== The task ==
Send back all the data below, exactly as given.

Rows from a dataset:
⟨

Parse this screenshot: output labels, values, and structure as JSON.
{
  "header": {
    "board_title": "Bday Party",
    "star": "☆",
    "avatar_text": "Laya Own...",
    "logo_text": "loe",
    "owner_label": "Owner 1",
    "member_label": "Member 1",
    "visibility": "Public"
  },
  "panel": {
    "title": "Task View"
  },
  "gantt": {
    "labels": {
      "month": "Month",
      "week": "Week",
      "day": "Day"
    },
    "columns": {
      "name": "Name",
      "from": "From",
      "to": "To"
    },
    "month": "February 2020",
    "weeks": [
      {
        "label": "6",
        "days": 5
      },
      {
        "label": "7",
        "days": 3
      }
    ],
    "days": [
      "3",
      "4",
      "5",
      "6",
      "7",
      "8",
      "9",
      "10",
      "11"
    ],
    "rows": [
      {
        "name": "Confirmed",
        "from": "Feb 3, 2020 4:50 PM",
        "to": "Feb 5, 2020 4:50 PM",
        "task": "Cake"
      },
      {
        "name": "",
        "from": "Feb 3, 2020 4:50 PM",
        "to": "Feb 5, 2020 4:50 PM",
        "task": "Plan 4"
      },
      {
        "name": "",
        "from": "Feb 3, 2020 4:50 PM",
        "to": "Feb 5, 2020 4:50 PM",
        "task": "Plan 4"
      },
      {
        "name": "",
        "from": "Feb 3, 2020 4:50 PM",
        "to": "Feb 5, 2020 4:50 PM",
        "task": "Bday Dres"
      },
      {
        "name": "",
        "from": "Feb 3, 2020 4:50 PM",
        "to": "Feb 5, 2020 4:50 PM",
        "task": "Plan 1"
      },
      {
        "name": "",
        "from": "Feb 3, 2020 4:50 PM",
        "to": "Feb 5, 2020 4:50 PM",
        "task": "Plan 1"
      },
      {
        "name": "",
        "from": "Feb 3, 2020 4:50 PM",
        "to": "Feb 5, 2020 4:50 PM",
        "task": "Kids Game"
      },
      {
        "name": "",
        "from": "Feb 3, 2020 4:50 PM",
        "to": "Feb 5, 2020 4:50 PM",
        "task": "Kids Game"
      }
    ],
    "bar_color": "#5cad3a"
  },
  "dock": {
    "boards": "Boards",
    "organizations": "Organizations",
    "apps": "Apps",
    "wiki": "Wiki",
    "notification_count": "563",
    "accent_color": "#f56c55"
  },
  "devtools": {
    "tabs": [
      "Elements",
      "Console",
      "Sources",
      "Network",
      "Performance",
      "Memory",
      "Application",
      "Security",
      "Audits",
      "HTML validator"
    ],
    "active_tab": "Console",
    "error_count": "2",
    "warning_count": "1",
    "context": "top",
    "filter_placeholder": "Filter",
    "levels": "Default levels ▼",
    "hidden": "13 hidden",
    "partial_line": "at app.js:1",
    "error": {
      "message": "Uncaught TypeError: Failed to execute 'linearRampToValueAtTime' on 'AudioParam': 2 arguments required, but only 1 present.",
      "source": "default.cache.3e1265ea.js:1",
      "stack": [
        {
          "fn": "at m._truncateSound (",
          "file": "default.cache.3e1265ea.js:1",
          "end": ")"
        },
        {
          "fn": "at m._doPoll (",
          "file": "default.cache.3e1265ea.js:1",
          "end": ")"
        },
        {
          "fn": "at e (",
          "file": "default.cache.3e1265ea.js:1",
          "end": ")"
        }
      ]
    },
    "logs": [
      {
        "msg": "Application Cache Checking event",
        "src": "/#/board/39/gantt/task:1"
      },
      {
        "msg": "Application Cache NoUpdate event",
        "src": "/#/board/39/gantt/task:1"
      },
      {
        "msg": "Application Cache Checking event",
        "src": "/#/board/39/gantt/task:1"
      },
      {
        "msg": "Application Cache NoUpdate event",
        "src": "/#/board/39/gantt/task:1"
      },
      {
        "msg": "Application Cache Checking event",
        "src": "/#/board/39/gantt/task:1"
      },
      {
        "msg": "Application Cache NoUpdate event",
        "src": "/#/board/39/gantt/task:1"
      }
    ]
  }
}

⟩

== Exercise response ==
Parse this screenshot: output labels, values, and structure as JSON.
{
  "header": {
    "board_title": "Bday Party",
    "star": "☆",
    "avatar_text": "Laya Own...",
    "logo_text": "loe",
    "owner_label": "Owner 1",
    "member_label": "Member 1",
    "visibility": "Public"
  },
  "panel": {
    "title": "Task View"
  },
  "gantt": {
    "labels": {
      "month": "Month",
      "week": "Week",
      "day": "Day"
    },
    "columns": {
      "name": "Name",
      "from": "From",
      "to": "To"
    },
    "month": "February 2020",
    "weeks": [
      {
        "label": "6",
        "days": 5
      },
      {
        "label": "7",
        "days": 3
      }
    ],
    "days": [
      "3",
      "4",
      "5",
      "6",
      "7",
      "8",
      "9",
      "10",
      "11"
    ],
    "rows": [
      {
        "name": "Confirmed",
        "from": "Feb 3, 2020 4:50 PM",
        "to": "Feb 5, 2020 4:50 PM",
        "task": "Cake"
      },
      {
        "name": "",
        "from": "Feb 3, 2020 4:50 PM",
        "to": "Feb 5, 2020 4:50 PM",
        "task": "Plan 4"
      },
      {
        "name": "",
        "from": "Feb 3, 2020 4:50 PM",
        "to": "Feb 5, 2020 4:50 PM",
        "task": "Plan 4"
      },
      {
        "name": "",
        "from": "Feb 3, 2020 4:50 PM",
        "to": "Feb 5, 2020 4:50 PM",
        "task": "Bday Dres"
      },
      {
        "name": "",
        "from": "Feb 3, 2020 4:50 PM",
        "to": "Feb 5, 2020 4:50 PM",
        "task": "Plan 1"
      },
      {
        "name": "",
        "from": "Feb 3, 2020 4:50 PM",
        "to": "Feb 5, 2020 4:50 PM",
        "task": "Plan 1"
      },
      {
        "name": "",
        "from": "Feb 3, 2020 4:50 PM",
        "to": "Feb 5, 2020 4:50 PM",
        "task": "Kids Game"
      },
      {
        "name": "",
        "from": "Feb 3, 2020 4:50 PM",
        "to": "Feb 5, 2020 4:50 PM",
        "task": "Kids Game"
      }
    ],
    "bar_color": "#5cad3a"
  },
  "dock": {
    "boards": "Boards",
    "organizations": "Organizations",
    "apps": "Apps",
    "wiki": "Wiki",
    "notification_count": "563",
    "accent_color": "#f56c55"
  },
  "devtools": {
    "tabs": [
      "Elements",
      "Console",
      "Sources",
      "Network",
      "Performance",
      "Memory",
      "Application",
      "Security",
      "Audits",
      "HTML validator"
    ],
    "active_tab": "Console",
    "error_count": "2",
    "warning_count": "1",
    "context": "top",
    "filter_placeholder": "Filter",
    "levels": "Default levels ▼",
    "hidden": "13 hidden",
    "partial_line": "at app.js:1",
    "error": {
      "message": "Uncaught TypeError: Failed to execute 'linearRampToValueAtTime' on 'AudioParam': 2 arguments required, but only 1 present.",
      "source": "default.cache.3e1265ea.js:1",
      "stack": [
        {
          "fn": "at m._truncateSound (",
          "file": "default.cache.3e1265ea.js:1",
          "end": ")"
        },
        {
          "fn": "at m._doPoll (",
          "file": "default.cache.3e1265ea.js:1",
          "end": ")"
        },
        {
          "fn": "at e (",
          "file": "default.cache.3e1265ea.js:1",
          "end": ")"
        }
      ]
    },
    "logs": [
      {
        "msg": "Application Cache Checking event",
        "src": "/#/board/39/gantt/task:1"
      },
      {
        "msg": "Application Cache NoUpdate event",
        "src": "/#/board/39/gantt/task:1"
      },
      {
        "msg": "Application Cache Checking event",
        "src": "/#/board/39/gantt/task:1"
      },
      {
        "msg": "Application Cache NoUpdate event",
        "src": "/#/board/39/gantt/task:1"
      },
      {
        "msg": "Application Cache Checking event",
        "src": "/#/board/39/gantt/task:1"
      },
      {
        "msg": "Application Cache NoUpdate event",
        "src": "/#/board/39/gantt/task:1"
      }
    ]
  }
}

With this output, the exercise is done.